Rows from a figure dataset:
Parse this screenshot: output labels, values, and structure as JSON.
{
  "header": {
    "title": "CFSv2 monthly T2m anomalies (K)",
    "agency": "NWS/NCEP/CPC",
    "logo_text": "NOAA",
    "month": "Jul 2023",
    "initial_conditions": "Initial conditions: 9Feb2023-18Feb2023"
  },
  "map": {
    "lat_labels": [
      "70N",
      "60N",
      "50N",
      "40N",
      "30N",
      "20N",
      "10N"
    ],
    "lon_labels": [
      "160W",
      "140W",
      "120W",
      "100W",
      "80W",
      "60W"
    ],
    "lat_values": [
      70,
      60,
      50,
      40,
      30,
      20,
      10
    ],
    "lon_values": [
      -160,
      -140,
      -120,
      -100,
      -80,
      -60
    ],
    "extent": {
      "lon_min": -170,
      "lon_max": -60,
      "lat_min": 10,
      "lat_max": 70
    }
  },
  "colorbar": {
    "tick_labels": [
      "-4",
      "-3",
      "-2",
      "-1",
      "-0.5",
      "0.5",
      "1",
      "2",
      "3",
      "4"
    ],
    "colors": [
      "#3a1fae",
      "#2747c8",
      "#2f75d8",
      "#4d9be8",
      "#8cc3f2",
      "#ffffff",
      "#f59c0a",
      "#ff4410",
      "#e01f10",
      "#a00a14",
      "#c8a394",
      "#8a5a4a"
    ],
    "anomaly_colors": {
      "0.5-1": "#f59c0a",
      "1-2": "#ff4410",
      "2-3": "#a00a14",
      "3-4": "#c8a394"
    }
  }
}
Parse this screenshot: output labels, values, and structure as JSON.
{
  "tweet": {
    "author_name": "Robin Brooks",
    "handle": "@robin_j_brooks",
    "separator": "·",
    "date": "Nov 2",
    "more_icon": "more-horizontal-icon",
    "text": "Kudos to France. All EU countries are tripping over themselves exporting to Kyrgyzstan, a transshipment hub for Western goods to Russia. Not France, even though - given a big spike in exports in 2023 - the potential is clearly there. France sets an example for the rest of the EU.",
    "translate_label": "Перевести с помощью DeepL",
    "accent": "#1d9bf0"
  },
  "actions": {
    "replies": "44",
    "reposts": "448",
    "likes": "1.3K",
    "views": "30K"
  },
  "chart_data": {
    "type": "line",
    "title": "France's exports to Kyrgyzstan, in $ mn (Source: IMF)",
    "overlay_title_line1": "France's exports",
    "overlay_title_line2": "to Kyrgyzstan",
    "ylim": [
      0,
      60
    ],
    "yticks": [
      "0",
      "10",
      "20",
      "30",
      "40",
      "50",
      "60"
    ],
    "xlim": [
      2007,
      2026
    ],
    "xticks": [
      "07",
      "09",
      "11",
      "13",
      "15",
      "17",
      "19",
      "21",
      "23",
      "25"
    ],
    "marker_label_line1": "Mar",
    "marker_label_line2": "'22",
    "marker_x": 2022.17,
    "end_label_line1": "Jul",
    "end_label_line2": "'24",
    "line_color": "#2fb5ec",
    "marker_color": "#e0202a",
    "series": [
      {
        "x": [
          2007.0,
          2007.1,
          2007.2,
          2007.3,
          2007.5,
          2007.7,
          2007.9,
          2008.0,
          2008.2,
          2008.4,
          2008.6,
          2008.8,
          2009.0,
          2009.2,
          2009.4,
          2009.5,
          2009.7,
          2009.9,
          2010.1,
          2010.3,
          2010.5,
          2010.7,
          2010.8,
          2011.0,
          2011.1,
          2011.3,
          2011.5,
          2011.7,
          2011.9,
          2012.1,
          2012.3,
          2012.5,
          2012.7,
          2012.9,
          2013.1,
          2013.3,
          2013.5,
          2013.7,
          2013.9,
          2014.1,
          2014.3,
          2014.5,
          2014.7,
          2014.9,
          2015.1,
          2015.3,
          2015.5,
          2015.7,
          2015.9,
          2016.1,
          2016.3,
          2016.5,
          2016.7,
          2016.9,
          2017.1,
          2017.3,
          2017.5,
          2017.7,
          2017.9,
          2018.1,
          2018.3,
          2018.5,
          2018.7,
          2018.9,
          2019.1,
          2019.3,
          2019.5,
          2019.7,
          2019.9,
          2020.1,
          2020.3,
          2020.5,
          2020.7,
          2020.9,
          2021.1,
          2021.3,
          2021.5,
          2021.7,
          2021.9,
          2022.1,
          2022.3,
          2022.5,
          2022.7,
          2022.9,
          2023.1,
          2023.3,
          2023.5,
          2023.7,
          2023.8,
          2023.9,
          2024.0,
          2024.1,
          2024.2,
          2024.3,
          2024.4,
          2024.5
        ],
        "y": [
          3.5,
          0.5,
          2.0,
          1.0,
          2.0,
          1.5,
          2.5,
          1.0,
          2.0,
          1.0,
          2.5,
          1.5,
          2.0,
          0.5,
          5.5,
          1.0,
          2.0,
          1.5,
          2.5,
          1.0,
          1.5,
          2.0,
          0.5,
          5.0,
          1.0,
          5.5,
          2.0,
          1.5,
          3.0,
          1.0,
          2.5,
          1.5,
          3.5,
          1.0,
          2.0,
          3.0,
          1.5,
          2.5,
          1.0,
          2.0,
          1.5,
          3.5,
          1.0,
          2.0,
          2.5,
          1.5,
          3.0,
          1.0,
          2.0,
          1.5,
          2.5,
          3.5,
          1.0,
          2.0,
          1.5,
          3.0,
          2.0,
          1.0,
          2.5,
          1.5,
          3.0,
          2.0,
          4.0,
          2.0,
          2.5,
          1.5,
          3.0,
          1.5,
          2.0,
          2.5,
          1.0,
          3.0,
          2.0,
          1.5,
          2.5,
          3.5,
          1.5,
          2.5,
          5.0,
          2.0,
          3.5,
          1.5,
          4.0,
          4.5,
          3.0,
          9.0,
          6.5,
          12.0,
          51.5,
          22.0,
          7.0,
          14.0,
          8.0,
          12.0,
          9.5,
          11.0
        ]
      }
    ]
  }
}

▸ WORK REQUIRED
In the listing above, locate each line with "Kyrgyzstan" and copy it.

▸ RESULT OF THE TASK
    "text": "Kudos to France. All EU countries are tripping over themselves exporting to Kyrgyzstan, a transshipment hub for Western goods to Russia. Not France, even though - given a big spike in exports in 2023 - the potential is clearly there. France sets an example for the rest of the EU.",
    "title": "France's exports to Kyrgyzstan, in $ mn (Source: IMF)",
    "overlay_title_line2": "to Kyrgyzstan",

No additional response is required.